> [INSTRUCTION]: Lines holding the string "mils" are the ones to copy; find them all in the data.

> [RECORDS FOR THIS TASK]:

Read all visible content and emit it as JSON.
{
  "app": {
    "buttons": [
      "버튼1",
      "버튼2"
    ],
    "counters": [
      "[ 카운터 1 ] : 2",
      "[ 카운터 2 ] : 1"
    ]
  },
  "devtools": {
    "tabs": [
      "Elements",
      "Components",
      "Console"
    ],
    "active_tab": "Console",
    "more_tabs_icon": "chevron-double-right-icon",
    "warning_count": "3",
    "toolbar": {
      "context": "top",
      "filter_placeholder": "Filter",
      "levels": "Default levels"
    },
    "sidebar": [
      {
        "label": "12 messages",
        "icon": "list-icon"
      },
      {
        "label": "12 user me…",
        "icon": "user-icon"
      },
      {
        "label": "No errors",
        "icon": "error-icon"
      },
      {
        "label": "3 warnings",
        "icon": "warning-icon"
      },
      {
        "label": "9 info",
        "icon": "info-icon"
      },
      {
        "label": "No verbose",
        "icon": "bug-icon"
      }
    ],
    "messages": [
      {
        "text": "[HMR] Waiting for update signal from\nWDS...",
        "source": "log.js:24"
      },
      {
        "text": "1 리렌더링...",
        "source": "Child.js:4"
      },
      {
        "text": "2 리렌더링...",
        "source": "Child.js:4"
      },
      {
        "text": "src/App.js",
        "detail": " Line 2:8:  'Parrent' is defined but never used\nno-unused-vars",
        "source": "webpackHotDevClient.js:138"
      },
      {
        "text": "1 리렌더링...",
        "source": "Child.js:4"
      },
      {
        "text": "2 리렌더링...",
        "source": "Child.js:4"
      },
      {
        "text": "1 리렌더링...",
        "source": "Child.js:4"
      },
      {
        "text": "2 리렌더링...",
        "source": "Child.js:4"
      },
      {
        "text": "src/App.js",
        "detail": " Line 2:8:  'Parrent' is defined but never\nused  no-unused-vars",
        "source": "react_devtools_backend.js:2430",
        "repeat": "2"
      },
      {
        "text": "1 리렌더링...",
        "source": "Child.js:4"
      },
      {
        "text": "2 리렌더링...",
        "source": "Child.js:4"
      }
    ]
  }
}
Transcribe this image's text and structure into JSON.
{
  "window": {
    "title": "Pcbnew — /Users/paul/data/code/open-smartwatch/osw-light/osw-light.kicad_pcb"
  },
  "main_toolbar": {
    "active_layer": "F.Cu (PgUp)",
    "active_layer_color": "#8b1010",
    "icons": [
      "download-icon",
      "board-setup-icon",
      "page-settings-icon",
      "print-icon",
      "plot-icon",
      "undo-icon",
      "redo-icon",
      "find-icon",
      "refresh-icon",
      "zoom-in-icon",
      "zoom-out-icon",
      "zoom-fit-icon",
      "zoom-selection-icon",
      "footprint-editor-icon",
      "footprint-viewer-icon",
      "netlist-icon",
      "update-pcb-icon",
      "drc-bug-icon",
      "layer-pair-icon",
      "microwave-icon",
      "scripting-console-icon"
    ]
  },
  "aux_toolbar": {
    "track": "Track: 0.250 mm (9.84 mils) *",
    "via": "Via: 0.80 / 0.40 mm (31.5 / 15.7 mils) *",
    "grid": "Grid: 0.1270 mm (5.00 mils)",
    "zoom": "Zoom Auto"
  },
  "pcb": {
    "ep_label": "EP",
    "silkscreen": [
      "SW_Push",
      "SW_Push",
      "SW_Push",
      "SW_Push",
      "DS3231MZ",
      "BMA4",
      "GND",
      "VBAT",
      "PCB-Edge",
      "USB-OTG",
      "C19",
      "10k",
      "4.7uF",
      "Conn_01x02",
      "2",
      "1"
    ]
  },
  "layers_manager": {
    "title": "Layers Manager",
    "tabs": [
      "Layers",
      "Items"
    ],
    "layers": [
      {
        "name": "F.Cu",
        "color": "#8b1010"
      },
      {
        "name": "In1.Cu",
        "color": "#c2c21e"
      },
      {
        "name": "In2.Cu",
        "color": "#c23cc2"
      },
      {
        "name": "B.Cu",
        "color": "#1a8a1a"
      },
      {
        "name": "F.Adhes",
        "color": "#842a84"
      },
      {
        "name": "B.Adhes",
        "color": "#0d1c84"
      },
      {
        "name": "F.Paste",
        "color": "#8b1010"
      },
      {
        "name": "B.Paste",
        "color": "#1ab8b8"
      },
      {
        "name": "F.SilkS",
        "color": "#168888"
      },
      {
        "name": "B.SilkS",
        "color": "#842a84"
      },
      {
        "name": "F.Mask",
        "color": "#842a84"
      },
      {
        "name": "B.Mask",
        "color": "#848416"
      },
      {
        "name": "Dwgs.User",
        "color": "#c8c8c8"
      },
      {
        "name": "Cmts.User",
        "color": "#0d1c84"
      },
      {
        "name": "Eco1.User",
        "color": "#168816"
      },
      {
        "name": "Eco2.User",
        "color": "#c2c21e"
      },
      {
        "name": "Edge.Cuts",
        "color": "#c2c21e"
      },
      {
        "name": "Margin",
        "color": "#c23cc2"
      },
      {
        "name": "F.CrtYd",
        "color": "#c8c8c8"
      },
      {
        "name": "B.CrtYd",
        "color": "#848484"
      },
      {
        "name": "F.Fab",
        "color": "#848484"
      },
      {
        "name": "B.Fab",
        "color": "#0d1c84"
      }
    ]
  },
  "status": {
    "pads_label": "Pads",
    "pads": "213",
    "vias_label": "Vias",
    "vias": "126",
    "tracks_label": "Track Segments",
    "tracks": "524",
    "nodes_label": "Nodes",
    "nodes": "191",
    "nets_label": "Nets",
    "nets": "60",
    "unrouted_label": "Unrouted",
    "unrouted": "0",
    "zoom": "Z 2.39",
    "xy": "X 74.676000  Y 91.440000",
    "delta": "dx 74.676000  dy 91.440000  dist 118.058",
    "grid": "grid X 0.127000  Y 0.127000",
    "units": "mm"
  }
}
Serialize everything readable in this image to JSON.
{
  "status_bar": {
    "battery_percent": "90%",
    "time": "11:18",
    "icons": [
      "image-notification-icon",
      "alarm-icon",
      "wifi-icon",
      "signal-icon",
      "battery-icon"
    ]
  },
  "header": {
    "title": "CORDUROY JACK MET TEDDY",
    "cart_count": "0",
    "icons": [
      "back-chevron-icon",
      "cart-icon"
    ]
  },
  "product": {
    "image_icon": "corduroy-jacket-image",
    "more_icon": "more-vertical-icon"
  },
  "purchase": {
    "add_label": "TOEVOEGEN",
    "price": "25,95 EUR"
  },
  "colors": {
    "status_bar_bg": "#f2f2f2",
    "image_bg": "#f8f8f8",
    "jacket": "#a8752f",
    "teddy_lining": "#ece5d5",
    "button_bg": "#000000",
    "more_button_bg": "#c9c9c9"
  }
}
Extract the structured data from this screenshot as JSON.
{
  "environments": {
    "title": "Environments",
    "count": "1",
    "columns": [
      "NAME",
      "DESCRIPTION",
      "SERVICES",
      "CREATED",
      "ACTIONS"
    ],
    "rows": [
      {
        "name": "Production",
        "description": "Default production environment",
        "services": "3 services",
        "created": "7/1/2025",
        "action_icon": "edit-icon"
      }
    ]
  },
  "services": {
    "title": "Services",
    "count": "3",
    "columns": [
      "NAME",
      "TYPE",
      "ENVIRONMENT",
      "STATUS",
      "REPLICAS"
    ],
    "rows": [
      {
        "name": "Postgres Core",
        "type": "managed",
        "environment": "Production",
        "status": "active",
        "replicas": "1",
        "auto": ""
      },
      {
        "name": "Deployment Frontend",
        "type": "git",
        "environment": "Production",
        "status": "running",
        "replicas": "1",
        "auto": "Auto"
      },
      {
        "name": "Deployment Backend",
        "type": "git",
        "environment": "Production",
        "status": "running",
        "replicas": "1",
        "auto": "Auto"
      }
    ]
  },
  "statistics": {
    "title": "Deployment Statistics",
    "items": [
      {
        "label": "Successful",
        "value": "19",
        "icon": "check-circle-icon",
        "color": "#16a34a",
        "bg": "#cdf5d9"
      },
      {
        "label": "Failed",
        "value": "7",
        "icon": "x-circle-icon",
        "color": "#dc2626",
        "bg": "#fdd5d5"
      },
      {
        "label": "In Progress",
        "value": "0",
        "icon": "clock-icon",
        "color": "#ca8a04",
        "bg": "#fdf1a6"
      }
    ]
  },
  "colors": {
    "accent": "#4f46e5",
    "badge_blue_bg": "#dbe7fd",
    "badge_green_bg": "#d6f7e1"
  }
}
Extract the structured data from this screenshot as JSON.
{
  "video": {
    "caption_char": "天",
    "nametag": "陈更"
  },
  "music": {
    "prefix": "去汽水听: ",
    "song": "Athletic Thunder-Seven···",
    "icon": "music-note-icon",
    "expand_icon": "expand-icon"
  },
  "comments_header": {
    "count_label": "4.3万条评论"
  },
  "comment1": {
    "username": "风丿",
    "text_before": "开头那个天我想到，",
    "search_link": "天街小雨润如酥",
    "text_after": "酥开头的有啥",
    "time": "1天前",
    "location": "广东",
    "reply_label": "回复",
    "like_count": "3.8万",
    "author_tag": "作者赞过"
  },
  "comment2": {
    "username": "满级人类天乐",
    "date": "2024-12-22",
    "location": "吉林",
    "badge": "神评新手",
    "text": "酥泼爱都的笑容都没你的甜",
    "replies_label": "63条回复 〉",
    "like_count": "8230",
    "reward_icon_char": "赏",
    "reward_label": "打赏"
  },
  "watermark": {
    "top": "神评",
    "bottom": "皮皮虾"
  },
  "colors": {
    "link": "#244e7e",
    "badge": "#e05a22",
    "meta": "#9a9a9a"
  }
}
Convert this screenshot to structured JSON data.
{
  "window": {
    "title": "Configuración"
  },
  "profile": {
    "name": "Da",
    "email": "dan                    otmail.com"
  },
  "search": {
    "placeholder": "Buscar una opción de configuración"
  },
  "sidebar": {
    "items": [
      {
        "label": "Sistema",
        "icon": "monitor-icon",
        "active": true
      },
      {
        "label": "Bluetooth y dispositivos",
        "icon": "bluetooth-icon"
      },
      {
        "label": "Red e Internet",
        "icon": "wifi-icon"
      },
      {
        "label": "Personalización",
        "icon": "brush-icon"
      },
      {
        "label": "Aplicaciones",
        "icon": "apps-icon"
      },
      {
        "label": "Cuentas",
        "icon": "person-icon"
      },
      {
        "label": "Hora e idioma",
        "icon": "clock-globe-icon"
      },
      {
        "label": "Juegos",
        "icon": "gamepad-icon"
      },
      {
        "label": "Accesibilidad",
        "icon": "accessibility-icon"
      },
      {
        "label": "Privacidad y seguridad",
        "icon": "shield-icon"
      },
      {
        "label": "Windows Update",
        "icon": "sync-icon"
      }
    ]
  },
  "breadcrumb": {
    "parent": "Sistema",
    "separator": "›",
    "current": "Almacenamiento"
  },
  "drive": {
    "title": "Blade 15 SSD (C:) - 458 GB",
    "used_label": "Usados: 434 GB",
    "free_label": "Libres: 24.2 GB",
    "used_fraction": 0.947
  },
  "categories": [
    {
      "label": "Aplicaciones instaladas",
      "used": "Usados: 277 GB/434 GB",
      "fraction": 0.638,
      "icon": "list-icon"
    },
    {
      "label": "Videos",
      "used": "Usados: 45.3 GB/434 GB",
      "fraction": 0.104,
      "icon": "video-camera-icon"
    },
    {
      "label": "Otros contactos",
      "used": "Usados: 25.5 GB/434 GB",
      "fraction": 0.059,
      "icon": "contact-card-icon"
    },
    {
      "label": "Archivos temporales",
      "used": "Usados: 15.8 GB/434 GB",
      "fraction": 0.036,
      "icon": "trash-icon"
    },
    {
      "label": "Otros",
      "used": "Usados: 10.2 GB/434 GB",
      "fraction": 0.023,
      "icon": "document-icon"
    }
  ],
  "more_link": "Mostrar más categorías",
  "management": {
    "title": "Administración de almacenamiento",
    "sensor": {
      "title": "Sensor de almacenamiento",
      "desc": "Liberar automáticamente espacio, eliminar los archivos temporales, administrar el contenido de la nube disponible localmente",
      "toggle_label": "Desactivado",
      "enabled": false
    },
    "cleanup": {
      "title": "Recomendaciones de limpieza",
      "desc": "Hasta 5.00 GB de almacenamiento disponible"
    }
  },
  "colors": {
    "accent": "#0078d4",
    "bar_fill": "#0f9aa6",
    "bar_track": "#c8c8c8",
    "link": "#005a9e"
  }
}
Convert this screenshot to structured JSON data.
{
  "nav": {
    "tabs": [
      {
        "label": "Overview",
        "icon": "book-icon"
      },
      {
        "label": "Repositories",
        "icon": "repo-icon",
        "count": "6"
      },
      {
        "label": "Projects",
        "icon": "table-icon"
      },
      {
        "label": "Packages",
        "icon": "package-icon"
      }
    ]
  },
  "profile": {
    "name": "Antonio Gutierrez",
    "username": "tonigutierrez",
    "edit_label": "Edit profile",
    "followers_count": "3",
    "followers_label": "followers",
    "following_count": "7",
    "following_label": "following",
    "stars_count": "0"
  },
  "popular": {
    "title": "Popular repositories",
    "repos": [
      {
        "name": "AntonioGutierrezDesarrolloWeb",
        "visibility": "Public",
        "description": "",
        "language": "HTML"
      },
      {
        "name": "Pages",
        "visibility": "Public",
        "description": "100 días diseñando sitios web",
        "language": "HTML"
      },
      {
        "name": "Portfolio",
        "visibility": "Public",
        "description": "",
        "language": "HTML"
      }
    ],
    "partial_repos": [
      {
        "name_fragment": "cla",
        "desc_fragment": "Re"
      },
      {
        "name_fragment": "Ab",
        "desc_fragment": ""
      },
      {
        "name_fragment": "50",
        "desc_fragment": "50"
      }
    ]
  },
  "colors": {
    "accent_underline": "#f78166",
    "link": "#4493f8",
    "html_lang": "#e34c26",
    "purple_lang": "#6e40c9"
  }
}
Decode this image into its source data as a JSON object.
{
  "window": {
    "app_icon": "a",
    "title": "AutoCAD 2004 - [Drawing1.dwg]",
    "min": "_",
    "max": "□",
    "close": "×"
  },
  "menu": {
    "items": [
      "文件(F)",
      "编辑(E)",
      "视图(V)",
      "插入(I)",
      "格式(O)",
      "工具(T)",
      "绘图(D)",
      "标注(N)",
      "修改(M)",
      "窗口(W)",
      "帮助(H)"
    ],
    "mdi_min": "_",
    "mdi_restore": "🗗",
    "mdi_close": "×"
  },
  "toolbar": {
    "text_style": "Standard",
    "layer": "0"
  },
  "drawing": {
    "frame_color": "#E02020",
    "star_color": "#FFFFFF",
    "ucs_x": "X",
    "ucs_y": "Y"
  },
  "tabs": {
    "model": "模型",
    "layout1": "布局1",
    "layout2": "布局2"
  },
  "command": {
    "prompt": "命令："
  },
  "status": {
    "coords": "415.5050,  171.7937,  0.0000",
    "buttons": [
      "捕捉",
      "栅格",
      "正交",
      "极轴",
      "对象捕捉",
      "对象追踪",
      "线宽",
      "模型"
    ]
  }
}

> [FULL RESPONSE]:
    "track": "Track: 0.250 mm (9.84 mils) *",
    "via": "Via: 0.80 / 0.40 mm (31.5 / 15.7 mils) *",
    "grid": "Grid: 0.1270 mm (5.00 mils)",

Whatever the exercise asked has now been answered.